Exercise brief =
Make an exact copy of the entries below with the pictures removed.

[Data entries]
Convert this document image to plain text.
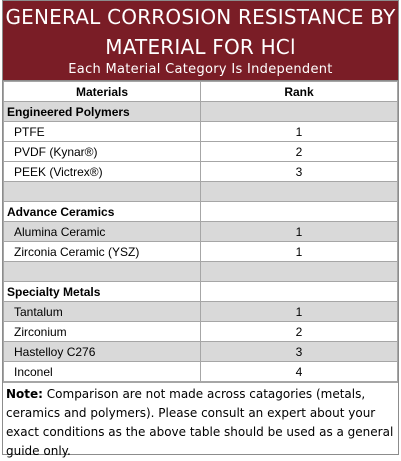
GENERAL CORROSION RESISTANCE BY
MATERIAL FOR HCl
Each Material Category Is Independent
Materials	Rank
Engineered Polymers	
PTFE	1
PVDF (Kynar®)	2
PEEK (Victrex®)	3

Advance Ceramics	
Alumina Ceramic	1
Zirconia Ceramic (YSZ)	1

Specialty Metals	
Tantalum	1
Zirconium	2
Hastelloy C276	3
Inconel	4
Note: Comparison are not made across catagories (metals, ceramics and polymers). Please consult an expert about your exact conditions as the above table should be used as a general guide only.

Solution for this task =
Convert this document image to plain text.
GENERAL CORROSION RESISTANCE BY
MATERIAL FOR HCl
Each Material Category Is Independent
Materials	Rank
Engineered Polymers	
PTFE	1
PVDF (Kynar®)	2
PEEK (Victrex®)	3

Advance Ceramics	
Alumina Ceramic	1
Zirconia Ceramic (YSZ)	1

Specialty Metals	
Tantalum	1
Zirconium	2
Hastelloy C276	3
Inconel	4
Note: Comparison are not made across catagories (metals, ceramics and polymers). Please consult an expert about your exact conditions as the above table should be used as a general guide only.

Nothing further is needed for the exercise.